▶ **CONSIGNES**
a - Dans l'extrait du texte, où est conservée la Nature morte au violon de Jean Baptiste Oudry ?
b - Citez fidèlement le passage de l'extrait du texte qui commence par « Avec ce billet, Passée » et se poursuit jusqu'à « découvrent la musique. ».

▶ **EXTRAIT DU TEXTE**

========

Publié le 16 mai 2012 par Jeanchristophepucek

Avec ce billet, Passée des arts inaugure une nouvelle rubrique dont le projet est de revenir sur des enregistrements remarquables principalement réalisés dans les années 1980 et 1990, avec quelques incursions ponctuelles dans les décennies 1970 ou 2000. Volontairement plus concises qu’à l’accoutumée, ces contributions se veulent, au moment où le disque demeure plus que jamais menacé de disparition, autant d’actes de gratitude et de mémoire envers ces jalons qui ont contribué à former notre oreille et notre goût, et demeurent d’actualité pour ceux qui découvrent la musique.

 

jean baptiste oudry nature morte au violon
Jean Baptiste Oudry (Paris, 1686-1755),
Nature morte au violon
(dessus de cheminée), sans date

Huile sur toile, 87 x 102 cm, Paris, Musée du Louvre
(cliché © RMN-GP/Droits réservés)

========

Éléments enregistrés:
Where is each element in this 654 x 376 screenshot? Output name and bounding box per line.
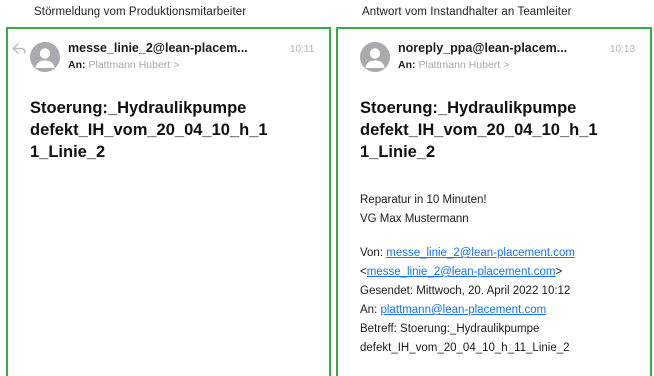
recipient-name[interactable]: Plattmann Hubert > — [419, 59, 510, 71]
recipient-name[interactable]: Plattmann Hubert > — [89, 59, 180, 71]
person-avatar-icon — [365, 48, 385, 68]
quoted-from-link[interactable]: messe_linie_2@lean-placement.com — [386, 247, 575, 259]
subject-line: 1_Linie_2 — [30, 143, 106, 161]
sender-avatar — [30, 42, 60, 72]
caption-left: Störmeldung vom Produktionsmitarbeiter — [34, 6, 247, 18]
caption-right: Antwort vom Instandhalter an Teamleiter — [362, 6, 572, 18]
recipient-line: An: Plattmann Hubert > — [398, 59, 509, 71]
quoted-subject-rest: defekt_IH_vom_20_04_10_h_11_Linie_2 — [360, 342, 570, 354]
quoted-to-link[interactable]: plattmann@lean-placement.com — [380, 304, 546, 316]
email-panel-right: noreply_ppa@lean-placem... 10:13 An: Plat… — [336, 27, 652, 376]
quoted-to-line: An: plattmann@lean-placement.com — [360, 301, 648, 320]
email-panel-left: messe_linie_2@lean-placem... 10:11 An: Pl… — [6, 27, 331, 376]
email-subject: Stoerung:_Hydraulikpumpe defekt_IH_vom_2… — [30, 97, 320, 163]
quoted-to-label: An: — [360, 304, 378, 316]
email-subject: Stoerung:_Hydraulikpumpe defekt_IH_vom_2… — [360, 97, 648, 163]
email-time: 10:13 — [610, 44, 636, 55]
body-spacer — [360, 229, 648, 244]
subject-line: Stoerung:_Hydraulikpumpe — [360, 99, 577, 117]
quoted-subject-line: Betreff: Stoerung:_Hydraulikpumpe — [360, 323, 540, 335]
quoted-from-link-2[interactable]: messe_linie_2@lean-placement.com — [367, 266, 556, 278]
subject-line: Stoerung:_Hydraulikpumpe — [30, 99, 247, 117]
subject-line: defekt_IH_vom_20_04_10_h_1 — [360, 121, 598, 139]
sender-avatar — [360, 42, 390, 72]
recipient-label: An: — [398, 59, 416, 71]
email-body: Reparatur in 10 Minuten! VG Max Musterma… — [360, 191, 648, 358]
body-signature: VG Max Mustermann — [360, 213, 469, 225]
recipient-line: An: Plattmann Hubert > — [68, 59, 179, 71]
email-time: 10:11 — [290, 44, 315, 55]
sender-address[interactable]: messe_linie_2@lean-placem... — [68, 41, 248, 55]
body-message: Reparatur in 10 Minuten! — [360, 194, 487, 206]
subject-line: defekt_IH_vom_20_04_10_h_1 — [30, 121, 268, 139]
person-avatar-icon — [35, 48, 55, 68]
reply-arrow-icon[interactable] — [12, 43, 26, 55]
quoted-from-line: Von: messe_linie_2@lean-placement.com — [360, 244, 648, 263]
subject-line: 1_Linie_2 — [360, 143, 436, 161]
quoted-from-label: Von: — [360, 247, 384, 259]
quoted-from-line-2: <messe_linie_2@lean-placement.com> — [360, 266, 563, 278]
quoted-sent-line: Gesendet: Mittwoch, 20. April 2022 10:12 — [360, 285, 571, 297]
recipient-label: An: — [68, 59, 86, 71]
sender-address[interactable]: noreply_ppa@lean-placem... — [398, 41, 567, 55]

========

▶ **RÉPONSES PAR TÂCHE**
a - Au Musée du Louvre, à Paris.

b -
Avec ce billet, Passée des arts inaugure une nouvelle rubrique dont le projet est de revenir sur des enregistrements remarquables principalement réalisés dans les années 1980 et 1990, avec quelques incursions ponctuelles dans les décennies 1970 ou 2000. Volontairement plus concises qu’à l’accoutumée, ces contributions se veulent, au moment où le disque demeure plus que jamais menacé de disparition, autant d’actes de gratitude et de mémoire envers ces jalons qui ont contribué à former notre oreille et notre goût, et demeurent d’actualité pour ceux qui découvrent la musique.